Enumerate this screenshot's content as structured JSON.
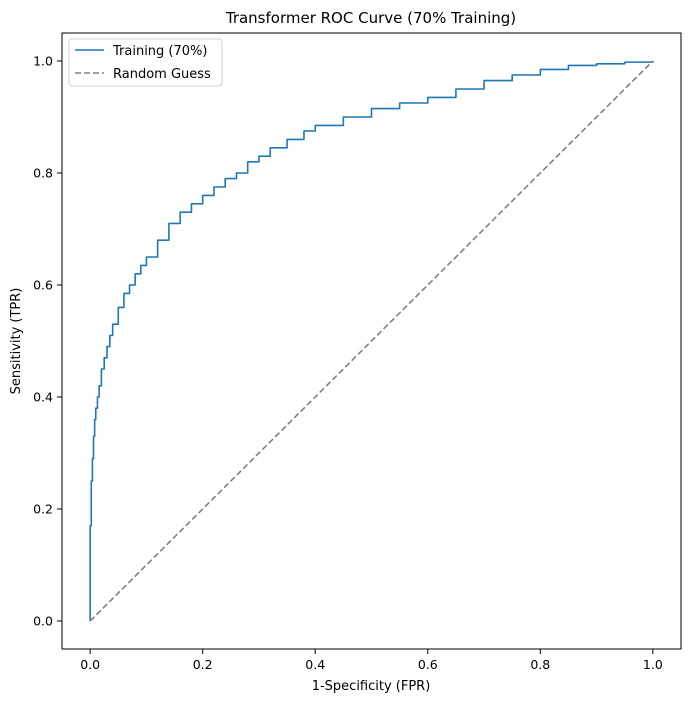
{
  "chart_data": {
    "type": "line",
    "title": "Transformer ROC Curve (70% Training)",
    "xlabel": "1-Specificity (FPR)",
    "ylabel": "Sensitivity (TPR)",
    "xlim": [
      -0.05,
      1.05
    ],
    "ylim": [
      -0.05,
      1.05
    ],
    "xticks": [
      "0.0",
      "0.2",
      "0.4",
      "0.6",
      "0.8",
      "1.0"
    ],
    "yticks": [
      "0.0",
      "0.2",
      "0.4",
      "0.6",
      "0.8",
      "1.0"
    ],
    "grid": false,
    "legend_position": "upper-left",
    "series": [
      {
        "name": "Training (70%)",
        "color": "#1f77b4",
        "style": "solid",
        "x": [
          0.0,
          0.0,
          0.002,
          0.004,
          0.006,
          0.008,
          0.01,
          0.013,
          0.016,
          0.02,
          0.025,
          0.03,
          0.035,
          0.04,
          0.05,
          0.06,
          0.07,
          0.08,
          0.09,
          0.1,
          0.12,
          0.14,
          0.16,
          0.18,
          0.2,
          0.22,
          0.24,
          0.26,
          0.28,
          0.3,
          0.32,
          0.35,
          0.38,
          0.4,
          0.45,
          0.5,
          0.55,
          0.6,
          0.65,
          0.7,
          0.75,
          0.8,
          0.85,
          0.9,
          0.95,
          1.0
        ],
        "y": [
          0.0,
          0.17,
          0.25,
          0.29,
          0.33,
          0.36,
          0.38,
          0.4,
          0.42,
          0.45,
          0.47,
          0.49,
          0.51,
          0.53,
          0.56,
          0.585,
          0.6,
          0.62,
          0.635,
          0.65,
          0.68,
          0.71,
          0.73,
          0.745,
          0.76,
          0.775,
          0.79,
          0.8,
          0.82,
          0.83,
          0.845,
          0.86,
          0.875,
          0.885,
          0.9,
          0.915,
          0.925,
          0.935,
          0.95,
          0.965,
          0.975,
          0.985,
          0.992,
          0.995,
          0.998,
          1.0
        ]
      },
      {
        "name": "Random Guess",
        "color": "#808080",
        "style": "dashed",
        "x": [
          0.0,
          1.0
        ],
        "y": [
          0.0,
          1.0
        ]
      }
    ]
  }
}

◆ ◆ ◆ ◆ ◆

* **Exercise prompt**
Pictures don't belong in the copy. Restate all the entries exactly.

* **Answer to the problem**
Enumerate this screenshot's content as structured JSON.
{
  "chart_data": {
    "type": "line",
    "title": "Transformer ROC Curve (70% Training)",
    "xlabel": "1-Specificity (FPR)",
    "ylabel": "Sensitivity (TPR)",
    "xlim": [
      -0.05,
      1.05
    ],
    "ylim": [
      -0.05,
      1.05
    ],
    "xticks": [
      "0.0",
      "0.2",
      "0.4",
      "0.6",
      "0.8",
      "1.0"
    ],
    "yticks": [
      "0.0",
      "0.2",
      "0.4",
      "0.6",
      "0.8",
      "1.0"
    ],
    "grid": false,
    "legend_position": "upper-left",
    "series": [
      {
        "name": "Training (70%)",
        "color": "#1f77b4",
        "style": "solid",
        "x": [
          0.0,
          0.0,
          0.002,
          0.004,
          0.006,
          0.008,
          0.01,
          0.013,
          0.016,
          0.02,
          0.025,
          0.03,
          0.035,
          0.04,
          0.05,
          0.06,
          0.07,
          0.08,
          0.09,
          0.1,
          0.12,
          0.14,
          0.16,
          0.18,
          0.2,
          0.22,
          0.24,
          0.26,
          0.28,
          0.3,
          0.32,
          0.35,
          0.38,
          0.4,
          0.45,
          0.5,
          0.55,
          0.6,
          0.65,
          0.7,
          0.75,
          0.8,
          0.85,
          0.9,
          0.95,
          1.0
        ],
        "y": [
          0.0,
          0.17,
          0.25,
          0.29,
          0.33,
          0.36,
          0.38,
          0.4,
          0.42,
          0.45,
          0.47,
          0.49,
          0.51,
          0.53,
          0.56,
          0.585,
          0.6,
          0.62,
          0.635,
          0.65,
          0.68,
          0.71,
          0.73,
          0.745,
          0.76,
          0.775,
          0.79,
          0.8,
          0.82,
          0.83,
          0.845,
          0.86,
          0.875,
          0.885,
          0.9,
          0.915,
          0.925,
          0.935,
          0.95,
          0.965,
          0.975,
          0.985,
          0.992,
          0.995,
          0.998,
          1.0
        ]
      },
      {
        "name": "Random Guess",
        "color": "#808080",
        "style": "dashed",
        "x": [
          0.0,
          1.0
        ],
        "y": [
          0.0,
          1.0
        ]
      }
    ]
  }
}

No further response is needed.